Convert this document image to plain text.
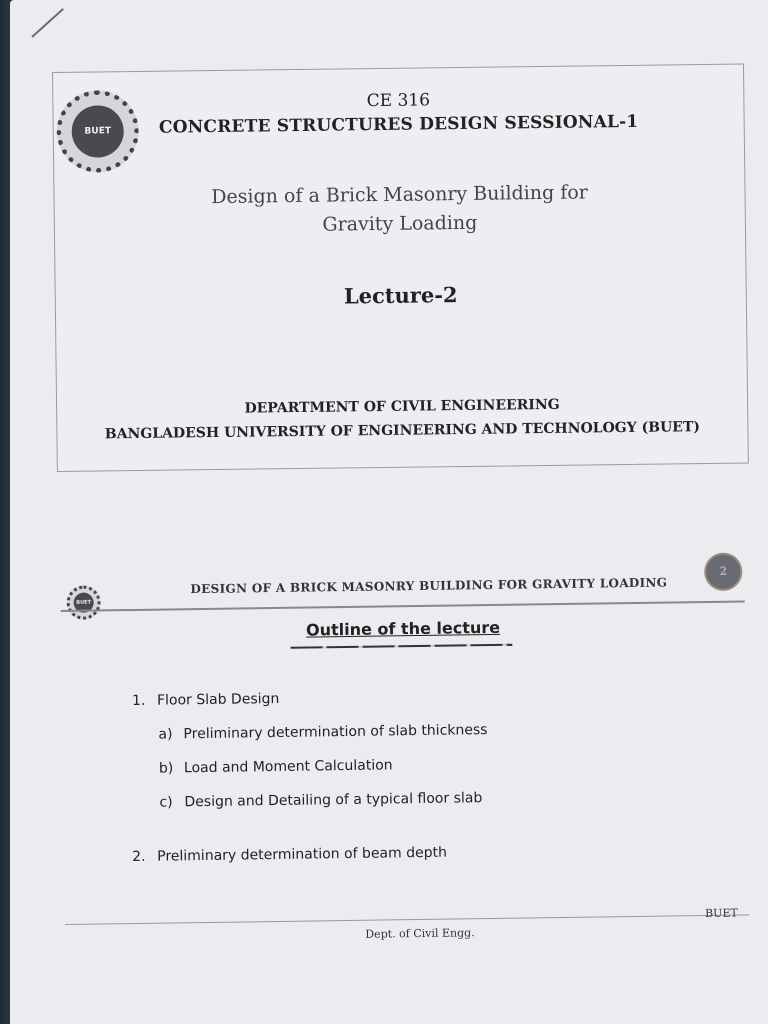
BUET
CE 316
CONCRETE STRUCTURES DESIGN SESSIONAL-1
Design of a Brick Masonry Building for
Gravity Loading
Lecture-2
DEPARTMENT OF CIVIL ENGINEERING
BANGLADESH UNIVERSITY OF ENGINEERING AND TECHNOLOGY (BUET)
BUET
DESIGN OF A BRICK MASONRY BUILDING FOR GRAVITY LOADING
2
Outline of the lecture
1. Floor Slab Design
a) Preliminary determination of slab thickness
b) Load and Moment Calculation
c) Design and Detailing of a typical floor slab
2. Preliminary determination of beam depth
Dept. of Civil Engg.
BUET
──────
Written task
Word for word, quote the lines above. Omit the pictures.

Answer to the problem
Convert this document image to plain text.
BUET
CE 316
CONCRETE STRUCTURES DESIGN SESSIONAL-1
Design of a Brick Masonry Building for
Gravity Loading
Lecture-2
DEPARTMENT OF CIVIL ENGINEERING
BANGLADESH UNIVERSITY OF ENGINEERING AND TECHNOLOGY (BUET)
BUET
DESIGN OF A BRICK MASONRY BUILDING FOR GRAVITY LOADING
2
Outline of the lecture
1. Floor Slab Design
a) Preliminary determination of slab thickness
b) Load and Moment Calculation
c) Design and Detailing of a typical floor slab
2. Preliminary determination of beam depth
Dept. of Civil Engg.
BUET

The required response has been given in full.